━━━ Data for this exercise
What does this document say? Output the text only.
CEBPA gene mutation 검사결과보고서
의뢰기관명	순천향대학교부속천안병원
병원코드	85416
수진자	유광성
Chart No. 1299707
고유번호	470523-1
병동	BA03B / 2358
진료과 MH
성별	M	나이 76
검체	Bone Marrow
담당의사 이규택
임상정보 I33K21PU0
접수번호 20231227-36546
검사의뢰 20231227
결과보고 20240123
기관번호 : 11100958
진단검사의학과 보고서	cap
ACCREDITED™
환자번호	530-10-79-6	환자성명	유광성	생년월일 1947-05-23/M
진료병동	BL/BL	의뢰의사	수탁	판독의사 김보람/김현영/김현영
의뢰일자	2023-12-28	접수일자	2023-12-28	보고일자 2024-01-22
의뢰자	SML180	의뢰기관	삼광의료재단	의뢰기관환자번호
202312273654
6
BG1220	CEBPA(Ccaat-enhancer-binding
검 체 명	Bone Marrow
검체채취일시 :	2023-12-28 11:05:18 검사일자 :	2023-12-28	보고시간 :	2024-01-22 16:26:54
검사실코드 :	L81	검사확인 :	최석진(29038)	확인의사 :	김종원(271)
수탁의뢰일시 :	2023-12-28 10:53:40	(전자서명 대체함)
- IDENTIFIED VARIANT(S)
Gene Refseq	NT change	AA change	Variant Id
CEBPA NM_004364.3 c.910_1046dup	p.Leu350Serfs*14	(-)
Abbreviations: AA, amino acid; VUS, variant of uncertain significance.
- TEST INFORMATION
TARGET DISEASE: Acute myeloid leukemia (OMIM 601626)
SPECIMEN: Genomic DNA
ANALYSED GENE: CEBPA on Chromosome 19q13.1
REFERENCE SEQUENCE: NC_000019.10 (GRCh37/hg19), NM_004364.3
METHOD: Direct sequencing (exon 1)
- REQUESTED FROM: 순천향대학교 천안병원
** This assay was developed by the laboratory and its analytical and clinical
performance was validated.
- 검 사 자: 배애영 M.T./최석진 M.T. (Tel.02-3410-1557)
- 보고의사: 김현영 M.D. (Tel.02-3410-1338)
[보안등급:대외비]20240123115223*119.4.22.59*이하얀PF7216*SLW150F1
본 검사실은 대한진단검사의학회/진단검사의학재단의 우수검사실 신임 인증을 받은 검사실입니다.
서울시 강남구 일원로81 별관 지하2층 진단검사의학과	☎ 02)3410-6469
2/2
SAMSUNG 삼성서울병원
━━━━━━
*Directions*
Copy out every line of the entries where the string "CEBPA" shows up.

*Response to this task*
CEBPA gene mutation 검사결과보고서
BG1220	CEBPA(Ccaat-enhancer-binding
CEBPA NM_004364.3 c.910_1046dup	p.Leu350Serfs*14	(-)
ANALYSED GENE: CEBPA on Chromosome 19q13.1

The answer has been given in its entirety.